Data section Block Start

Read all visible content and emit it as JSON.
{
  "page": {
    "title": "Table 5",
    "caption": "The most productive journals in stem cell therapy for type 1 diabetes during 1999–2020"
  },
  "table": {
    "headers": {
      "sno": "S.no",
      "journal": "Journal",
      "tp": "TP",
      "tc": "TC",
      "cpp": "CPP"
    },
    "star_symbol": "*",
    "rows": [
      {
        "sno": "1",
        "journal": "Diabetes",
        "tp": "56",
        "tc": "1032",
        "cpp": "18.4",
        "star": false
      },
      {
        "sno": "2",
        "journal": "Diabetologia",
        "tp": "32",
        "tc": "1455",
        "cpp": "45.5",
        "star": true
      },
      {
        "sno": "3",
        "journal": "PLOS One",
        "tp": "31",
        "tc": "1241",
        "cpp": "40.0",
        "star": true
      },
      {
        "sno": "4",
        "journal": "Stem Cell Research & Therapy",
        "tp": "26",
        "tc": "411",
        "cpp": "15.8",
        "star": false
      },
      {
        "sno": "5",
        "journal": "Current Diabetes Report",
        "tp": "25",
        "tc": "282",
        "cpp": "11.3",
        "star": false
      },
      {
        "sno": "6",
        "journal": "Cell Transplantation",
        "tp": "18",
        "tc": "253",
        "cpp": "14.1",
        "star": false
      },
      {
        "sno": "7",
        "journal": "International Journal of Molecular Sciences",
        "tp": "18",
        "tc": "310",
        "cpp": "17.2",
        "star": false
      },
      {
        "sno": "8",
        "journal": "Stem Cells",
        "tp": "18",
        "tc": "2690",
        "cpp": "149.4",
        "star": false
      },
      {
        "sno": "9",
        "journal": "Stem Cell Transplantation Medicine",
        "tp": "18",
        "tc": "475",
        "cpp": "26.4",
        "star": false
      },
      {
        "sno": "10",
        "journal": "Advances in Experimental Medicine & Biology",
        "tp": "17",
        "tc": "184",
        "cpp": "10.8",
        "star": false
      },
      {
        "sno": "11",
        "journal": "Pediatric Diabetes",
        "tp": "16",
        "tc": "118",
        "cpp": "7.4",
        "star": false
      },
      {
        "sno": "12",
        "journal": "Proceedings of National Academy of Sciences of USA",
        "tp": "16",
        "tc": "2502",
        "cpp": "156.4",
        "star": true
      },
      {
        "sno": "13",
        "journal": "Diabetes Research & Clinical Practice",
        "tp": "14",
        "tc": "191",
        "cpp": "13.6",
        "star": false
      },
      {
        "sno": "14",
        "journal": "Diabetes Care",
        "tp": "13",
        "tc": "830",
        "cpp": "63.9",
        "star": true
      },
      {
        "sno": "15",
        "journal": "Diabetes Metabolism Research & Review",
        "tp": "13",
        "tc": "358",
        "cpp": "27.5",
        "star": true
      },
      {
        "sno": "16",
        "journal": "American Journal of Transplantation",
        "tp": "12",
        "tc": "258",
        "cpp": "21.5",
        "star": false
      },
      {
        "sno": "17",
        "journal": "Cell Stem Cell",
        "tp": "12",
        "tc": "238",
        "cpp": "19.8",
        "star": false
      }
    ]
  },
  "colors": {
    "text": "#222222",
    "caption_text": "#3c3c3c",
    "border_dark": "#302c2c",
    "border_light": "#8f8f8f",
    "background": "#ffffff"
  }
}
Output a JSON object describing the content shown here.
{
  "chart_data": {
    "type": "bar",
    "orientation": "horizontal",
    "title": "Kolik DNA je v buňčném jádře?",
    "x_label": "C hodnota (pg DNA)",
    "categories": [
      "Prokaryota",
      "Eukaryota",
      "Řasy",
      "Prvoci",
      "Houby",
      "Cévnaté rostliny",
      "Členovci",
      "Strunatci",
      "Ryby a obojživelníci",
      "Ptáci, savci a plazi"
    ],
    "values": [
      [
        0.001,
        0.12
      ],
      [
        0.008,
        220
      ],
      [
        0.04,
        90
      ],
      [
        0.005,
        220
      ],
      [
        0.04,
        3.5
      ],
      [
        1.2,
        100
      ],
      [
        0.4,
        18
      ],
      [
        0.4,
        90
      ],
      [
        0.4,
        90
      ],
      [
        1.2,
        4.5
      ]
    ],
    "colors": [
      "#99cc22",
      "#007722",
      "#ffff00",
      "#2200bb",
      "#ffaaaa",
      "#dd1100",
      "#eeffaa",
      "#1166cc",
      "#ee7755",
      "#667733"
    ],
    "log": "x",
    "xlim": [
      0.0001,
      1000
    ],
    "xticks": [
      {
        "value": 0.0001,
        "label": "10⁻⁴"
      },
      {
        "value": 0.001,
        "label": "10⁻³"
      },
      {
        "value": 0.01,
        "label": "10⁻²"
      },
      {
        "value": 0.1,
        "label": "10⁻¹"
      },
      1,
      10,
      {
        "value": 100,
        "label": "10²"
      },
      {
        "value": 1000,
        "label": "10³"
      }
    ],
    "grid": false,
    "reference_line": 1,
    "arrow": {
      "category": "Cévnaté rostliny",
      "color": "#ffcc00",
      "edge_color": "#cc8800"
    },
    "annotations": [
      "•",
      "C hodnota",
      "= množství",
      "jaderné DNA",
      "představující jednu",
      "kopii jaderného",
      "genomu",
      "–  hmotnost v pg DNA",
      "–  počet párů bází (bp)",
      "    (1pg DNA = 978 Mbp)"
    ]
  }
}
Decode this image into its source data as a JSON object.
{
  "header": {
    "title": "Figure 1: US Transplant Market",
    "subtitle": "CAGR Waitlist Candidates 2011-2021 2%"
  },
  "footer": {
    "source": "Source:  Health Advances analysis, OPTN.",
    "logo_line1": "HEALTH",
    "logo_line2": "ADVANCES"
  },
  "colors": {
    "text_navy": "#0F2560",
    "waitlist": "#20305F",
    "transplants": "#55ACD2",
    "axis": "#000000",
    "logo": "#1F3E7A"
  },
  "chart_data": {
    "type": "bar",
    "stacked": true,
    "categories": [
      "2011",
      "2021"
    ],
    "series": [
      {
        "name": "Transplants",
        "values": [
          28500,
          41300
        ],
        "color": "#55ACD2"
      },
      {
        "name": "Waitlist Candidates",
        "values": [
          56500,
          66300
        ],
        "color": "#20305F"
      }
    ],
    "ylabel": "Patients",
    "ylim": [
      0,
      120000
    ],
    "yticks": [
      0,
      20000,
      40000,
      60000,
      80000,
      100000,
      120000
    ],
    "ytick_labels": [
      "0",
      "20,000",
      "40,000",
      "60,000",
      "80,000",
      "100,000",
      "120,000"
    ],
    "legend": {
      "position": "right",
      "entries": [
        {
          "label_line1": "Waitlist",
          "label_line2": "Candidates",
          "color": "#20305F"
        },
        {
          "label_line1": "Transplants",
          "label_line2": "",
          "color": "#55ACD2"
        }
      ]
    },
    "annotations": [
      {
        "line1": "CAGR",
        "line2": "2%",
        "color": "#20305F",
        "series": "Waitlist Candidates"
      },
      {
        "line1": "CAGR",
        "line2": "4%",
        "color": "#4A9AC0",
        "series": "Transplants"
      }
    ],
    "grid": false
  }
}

Data section Block End

Work required:
Transcribe every entry exactly.

The answer:
Read all visible content and emit it as JSON.
{
  "page": {
    "title": "Table 5",
    "caption": "The most productive journals in stem cell therapy for type 1 diabetes during 1999–2020"
  },
  "table": {
    "headers": {
      "sno": "S.no",
      "journal": "Journal",
      "tp": "TP",
      "tc": "TC",
      "cpp": "CPP"
    },
    "star_symbol": "*",
    "rows": [
      {
        "sno": "1",
        "journal": "Diabetes",
        "tp": "56",
        "tc": "1032",
        "cpp": "18.4",
        "star": false
      },
      {
        "sno": "2",
        "journal": "Diabetologia",
        "tp": "32",
        "tc": "1455",
        "cpp": "45.5",
        "star": true
      },
      {
        "sno": "3",
        "journal": "PLOS One",
        "tp": "31",
        "tc": "1241",
        "cpp": "40.0",
        "star": true
      },
      {
        "sno": "4",
        "journal": "Stem Cell Research & Therapy",
        "tp": "26",
        "tc": "411",
        "cpp": "15.8",
        "star": false
      },
      {
        "sno": "5",
        "journal": "Current Diabetes Report",
        "tp": "25",
        "tc": "282",
        "cpp": "11.3",
        "star": false
      },
      {
        "sno": "6",
        "journal": "Cell Transplantation",
        "tp": "18",
        "tc": "253",
        "cpp": "14.1",
        "star": false
      },
      {
        "sno": "7",
        "journal": "International Journal of Molecular Sciences",
        "tp": "18",
        "tc": "310",
        "cpp": "17.2",
        "star": false
      },
      {
        "sno": "8",
        "journal": "Stem Cells",
        "tp": "18",
        "tc": "2690",
        "cpp": "149.4",
        "star": false
      },
      {
        "sno": "9",
        "journal": "Stem Cell Transplantation Medicine",
        "tp": "18",
        "tc": "475",
        "cpp": "26.4",
        "star": false
      },
      {
        "sno": "10",
        "journal": "Advances in Experimental Medicine & Biology",
        "tp": "17",
        "tc": "184",
        "cpp": "10.8",
        "star": false
      },
      {
        "sno": "11",
        "journal": "Pediatric Diabetes",
        "tp": "16",
        "tc": "118",
        "cpp": "7.4",
        "star": false
      },
      {
        "sno": "12",
        "journal": "Proceedings of National Academy of Sciences of USA",
        "tp": "16",
        "tc": "2502",
        "cpp": "156.4",
        "star": true
      },
      {
        "sno": "13",
        "journal": "Diabetes Research & Clinical Practice",
        "tp": "14",
        "tc": "191",
        "cpp": "13.6",
        "star": false
      },
      {
        "sno": "14",
        "journal": "Diabetes Care",
        "tp": "13",
        "tc": "830",
        "cpp": "63.9",
        "star": true
      },
      {
        "sno": "15",
        "journal": "Diabetes Metabolism Research & Review",
        "tp": "13",
        "tc": "358",
        "cpp": "27.5",
        "star": true
      },
      {
        "sno": "16",
        "journal": "American Journal of Transplantation",
        "tp": "12",
        "tc": "258",
        "cpp": "21.5",
        "star": false
      },
      {
        "sno": "17",
        "journal": "Cell Stem Cell",
        "tp": "12",
        "tc": "238",
        "cpp": "19.8",
        "star": false
      }
    ]
  },
  "colors": {
    "text": "#222222",
    "caption_text": "#3c3c3c",
    "border_dark": "#302c2c",
    "border_light": "#8f8f8f",
    "background": "#ffffff"
  }
}
Output a JSON object describing the content shown here.
{
  "chart_data": {
    "type": "bar",
    "orientation": "horizontal",
    "title": "Kolik DNA je v buňčném jádře?",
    "x_label": "C hodnota (pg DNA)",
    "categories": [
      "Prokaryota",
      "Eukaryota",
      "Řasy",
      "Prvoci",
      "Houby",
      "Cévnaté rostliny",
      "Členovci",
      "Strunatci",
      "Ryby a obojživelníci",
      "Ptáci, savci a plazi"
    ],
    "values": [
      [
        0.001,
        0.12
      ],
      [
        0.008,
        220
      ],
      [
        0.04,
        90
      ],
      [
        0.005,
        220
      ],
      [
        0.04,
        3.5
      ],
      [
        1.2,
        100
      ],
      [
        0.4,
        18
      ],
      [
        0.4,
        90
      ],
      [
        0.4,
        90
      ],
      [
        1.2,
        4.5
      ]
    ],
    "colors": [
      "#99cc22",
      "#007722",
      "#ffff00",
      "#2200bb",
      "#ffaaaa",
      "#dd1100",
      "#eeffaa",
      "#1166cc",
      "#ee7755",
      "#667733"
    ],
    "log": "x",
    "xlim": [
      0.0001,
      1000
    ],
    "xticks": [
      {
        "value": 0.0001,
        "label": "10⁻⁴"
      },
      {
        "value": 0.001,
        "label": "10⁻³"
      },
      {
        "value": 0.01,
        "label": "10⁻²"
      },
      {
        "value": 0.1,
        "label": "10⁻¹"
      },
      1,
      10,
      {
        "value": 100,
        "label": "10²"
      },
      {
        "value": 1000,
        "label": "10³"
      }
    ],
    "grid": false,
    "reference_line": 1,
    "arrow": {
      "category": "Cévnaté rostliny",
      "color": "#ffcc00",
      "edge_color": "#cc8800"
    },
    "annotations": [
      "•",
      "C hodnota",
      "= množství",
      "jaderné DNA",
      "představující jednu",
      "kopii jaderného",
      "genomu",
      "–  hmotnost v pg DNA",
      "–  počet párů bází (bp)",
      "    (1pg DNA = 978 Mbp)"
    ]
  }
}
Decode this image into its source data as a JSON object.
{
  "header": {
    "title": "Figure 1: US Transplant Market",
    "subtitle": "CAGR Waitlist Candidates 2011-2021 2%"
  },
  "footer": {
    "source": "Source:  Health Advances analysis, OPTN.",
    "logo_line1": "HEALTH",
    "logo_line2": "ADVANCES"
  },
  "colors": {
    "text_navy": "#0F2560",
    "waitlist": "#20305F",
    "transplants": "#55ACD2",
    "axis": "#000000",
    "logo": "#1F3E7A"
  },
  "chart_data": {
    "type": "bar",
    "stacked": true,
    "categories": [
      "2011",
      "2021"
    ],
    "series": [
      {
        "name": "Transplants",
        "values": [
          28500,
          41300
        ],
        "color": "#55ACD2"
      },
      {
        "name": "Waitlist Candidates",
        "values": [
          56500,
          66300
        ],
        "color": "#20305F"
      }
    ],
    "ylabel": "Patients",
    "ylim": [
      0,
      120000
    ],
    "yticks": [
      0,
      20000,
      40000,
      60000,
      80000,
      100000,
      120000
    ],
    "ytick_labels": [
      "0",
      "20,000",
      "40,000",
      "60,000",
      "80,000",
      "100,000",
      "120,000"
    ],
    "legend": {
      "position": "right",
      "entries": [
        {
          "label_line1": "Waitlist",
          "label_line2": "Candidates",
          "color": "#20305F"
        },
        {
          "label_line1": "Transplants",
          "label_line2": "",
          "color": "#55ACD2"
        }
      ]
    },
    "annotations": [
      {
        "line1": "CAGR",
        "line2": "2%",
        "color": "#20305F",
        "series": "Waitlist Candidates"
      },
      {
        "line1": "CAGR",
        "line2": "4%",
        "color": "#4A9AC0",
        "series": "Transplants"
      }
    ],
    "grid": false
  }
}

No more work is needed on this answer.